→ Task to complete: Quote, verbatim, all material below, without pictures.

→ Source records:
************

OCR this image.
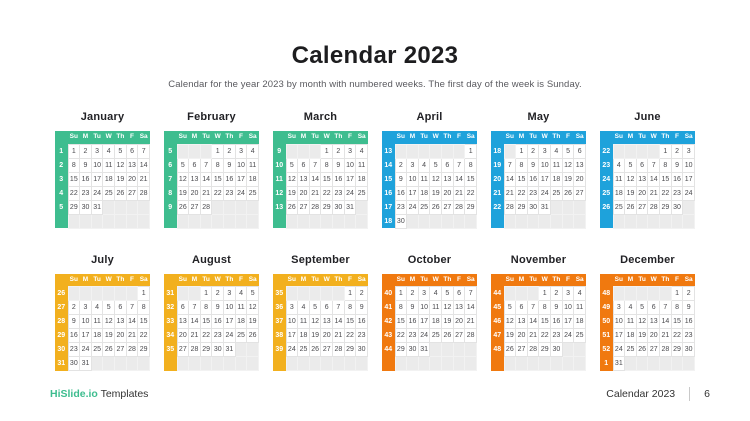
Calendar 2023
Calendar for the year 2023 by month with numbered weeks. The first day of the week is Sunday.
January
	Su	M	Tu	W	Th	F	Sa
1	1	2	3	4	5	6	7
2	8	9	10	11	12	13	14
3	15	16	17	18	19	20	21
4	22	23	24	25	26	27	28
5	29	30	31				

February
	Su	M	Tu	W	Th	F	Sa
5				1	2	3	4
6	5	6	7	8	9	10	11
7	12	13	14	15	16	17	18
8	19	20	21	22	23	24	25
9	26	27	28				

March
	Su	M	Tu	W	Th	F	Sa
9				1	2	3	4
10	5	6	7	8	9	10	11
11	12	13	14	15	16	17	18
12	19	20	21	22	23	24	25
13	26	27	28	29	30	31	

April
	Su	M	Tu	W	Th	F	Sa
13							1
14	2	3	4	5	6	7	8
15	9	10	11	12	13	14	15
16	16	17	18	19	20	21	22
17	23	24	25	26	27	28	29
18	30						
May
	Su	M	Tu	W	Th	F	Sa
18		1	2	3	4	5	6
19	7	8	9	10	11	12	13
20	14	15	16	17	18	19	20
21	21	22	23	24	25	26	27
22	28	29	30	31			

June
	Su	M	Tu	W	Th	F	Sa
22					1	2	3
23	4	5	6	7	8	9	10
24	11	12	13	14	15	16	17
25	18	19	20	21	22	23	24
26	25	26	27	28	29	30	

July
	Su	M	Tu	W	Th	F	Sa
26							1
27	2	3	4	5	6	7	8
28	9	10	11	12	13	14	15
29	16	17	18	19	20	21	22
30	23	24	25	26	27	28	29
31	30	31					
August
	Su	M	Tu	W	Th	F	Sa
31			1	2	3	4	5
32	6	7	8	9	10	11	12
33	13	14	15	16	17	18	19
34	20	21	22	23	24	25	26
35	27	28	29	30	31		

September
	Su	M	Tu	W	Th	F	Sa
35						1	2
36	3	4	5	6	7	8	9
37	10	11	12	13	14	15	16
38	17	18	19	20	21	22	23
39	24	25	26	27	28	29	30

October
	Su	M	Tu	W	Th	F	Sa
40	1	2	3	4	5	6	7
41	8	9	10	11	12	13	14
42	15	16	17	18	19	20	21
43	22	23	24	25	26	27	28
44	29	30	31				

November
	Su	M	Tu	W	Th	F	Sa
44				1	2	3	4
45	5	6	7	8	9	10	11
46	12	13	14	15	16	17	18
47	19	20	21	22	23	24	25
48	26	27	28	29	30		

December
	Su	M	Tu	W	Th	F	Sa
48						1	2
49	3	4	5	6	7	8	9
50	10	11	12	13	14	15	16
51	17	18	19	20	21	22	23
52	24	25	26	27	28	29	30
1	31						
HiSlide.io Templates	Calendar 2023	6
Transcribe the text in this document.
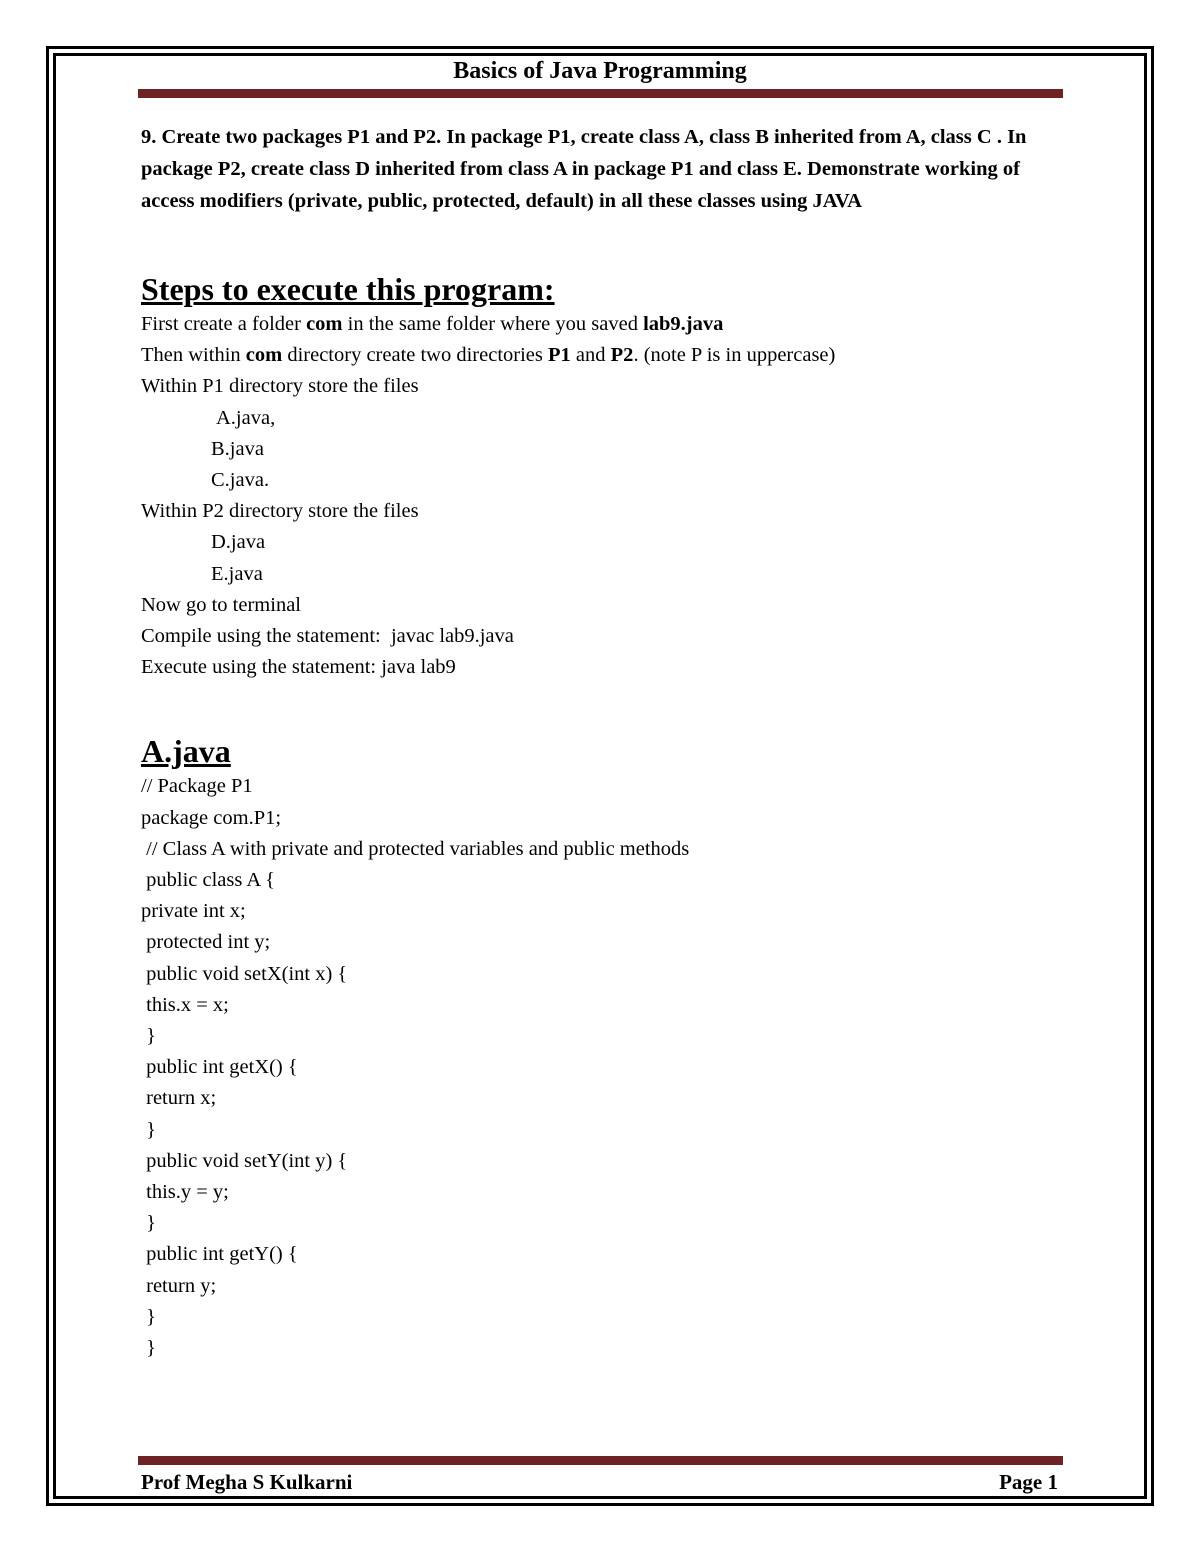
Basics of Java Programming

9. Create two packages P1 and P2. In package P1, create class A, class B inherited from A, class C . In package P2, create class D inherited from class A in package P1 and class E. Demonstrate working of access modifiers (private, public, protected, default) in all these classes using JAVA

Steps to execute this program:

First create a folder com in the same folder where you saved lab9.java

Then within com directory create two directories P1 and P2. (note P is in uppercase)

Within P1 directory store the files

A.java,

B.java

C.java.

Within P2 directory store the files

D.java

E.java

Now go to terminal

Compile using the statement:  javac lab9.java

Execute using the statement: java lab9

A.java

// Package P1

package com.P1;

// Class A with private and protected variables and public methods

public class A {

private int x;

protected int y;

public void setX(int x) {

this.x = x;

}

public int getX() {

return x;

}

public void setY(int y) {

this.y = y;

}

public int getY() {

return y;

}

}

Prof Megha S Kulkarni	Page 1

************

→ The response:
OCR this image.
Calendar 2023
Calendar for the year 2023 by month with numbered weeks. The first day of the week is Sunday.
January
	Su	M	Tu	W	Th	F	Sa
1	1	2	3	4	5	6	7
2	8	9	10	11	12	13	14
3	15	16	17	18	19	20	21
4	22	23	24	25	26	27	28
5	29	30	31				

February
	Su	M	Tu	W	Th	F	Sa
5				1	2	3	4
6	5	6	7	8	9	10	11
7	12	13	14	15	16	17	18
8	19	20	21	22	23	24	25
9	26	27	28				

March
	Su	M	Tu	W	Th	F	Sa
9				1	2	3	4
10	5	6	7	8	9	10	11
11	12	13	14	15	16	17	18
12	19	20	21	22	23	24	25
13	26	27	28	29	30	31	

April
	Su	M	Tu	W	Th	F	Sa
13							1
14	2	3	4	5	6	7	8
15	9	10	11	12	13	14	15
16	16	17	18	19	20	21	22
17	23	24	25	26	27	28	29
18	30						
May
	Su	M	Tu	W	Th	F	Sa
18		1	2	3	4	5	6
19	7	8	9	10	11	12	13
20	14	15	16	17	18	19	20
21	21	22	23	24	25	26	27
22	28	29	30	31			

June
	Su	M	Tu	W	Th	F	Sa
22					1	2	3
23	4	5	6	7	8	9	10
24	11	12	13	14	15	16	17
25	18	19	20	21	22	23	24
26	25	26	27	28	29	30	

July
	Su	M	Tu	W	Th	F	Sa
26							1
27	2	3	4	5	6	7	8
28	9	10	11	12	13	14	15
29	16	17	18	19	20	21	22
30	23	24	25	26	27	28	29
31	30	31					
August
	Su	M	Tu	W	Th	F	Sa
31			1	2	3	4	5
32	6	7	8	9	10	11	12
33	13	14	15	16	17	18	19
34	20	21	22	23	24	25	26
35	27	28	29	30	31		

September
	Su	M	Tu	W	Th	F	Sa
35						1	2
36	3	4	5	6	7	8	9
37	10	11	12	13	14	15	16
38	17	18	19	20	21	22	23
39	24	25	26	27	28	29	30

October
	Su	M	Tu	W	Th	F	Sa
40	1	2	3	4	5	6	7
41	8	9	10	11	12	13	14
42	15	16	17	18	19	20	21
43	22	23	24	25	26	27	28
44	29	30	31				

November
	Su	M	Tu	W	Th	F	Sa
44				1	2	3	4
45	5	6	7	8	9	10	11
46	12	13	14	15	16	17	18
47	19	20	21	22	23	24	25
48	26	27	28	29	30		

December
	Su	M	Tu	W	Th	F	Sa
48						1	2
49	3	4	5	6	7	8	9
50	10	11	12	13	14	15	16
51	17	18	19	20	21	22	23
52	24	25	26	27	28	29	30
1	31						
HiSlide.io Templates	Calendar 2023	6
Transcribe the text in this document.
Basics of Java Programming

9. Create two packages P1 and P2. In package P1, create class A, class B inherited from A, class C . In package P2, create class D inherited from class A in package P1 and class E. Demonstrate working of access modifiers (private, public, protected, default) in all these classes using JAVA

Steps to execute this program:

First create a folder com in the same folder where you saved lab9.java

Then within com directory create two directories P1 and P2. (note P is in uppercase)

Within P1 directory store the files

A.java,

B.java

C.java.

Within P2 directory store the files

D.java

E.java

Now go to terminal

Compile using the statement:  javac lab9.java

Execute using the statement: java lab9

A.java

// Package P1

package com.P1;

// Class A with private and protected variables and public methods

public class A {

private int x;

protected int y;

public void setX(int x) {

this.x = x;

}

public int getX() {

return x;

}

public void setY(int y) {

this.y = y;

}

public int getY() {

return y;

}

}

Prof Megha S Kulkarni	Page 1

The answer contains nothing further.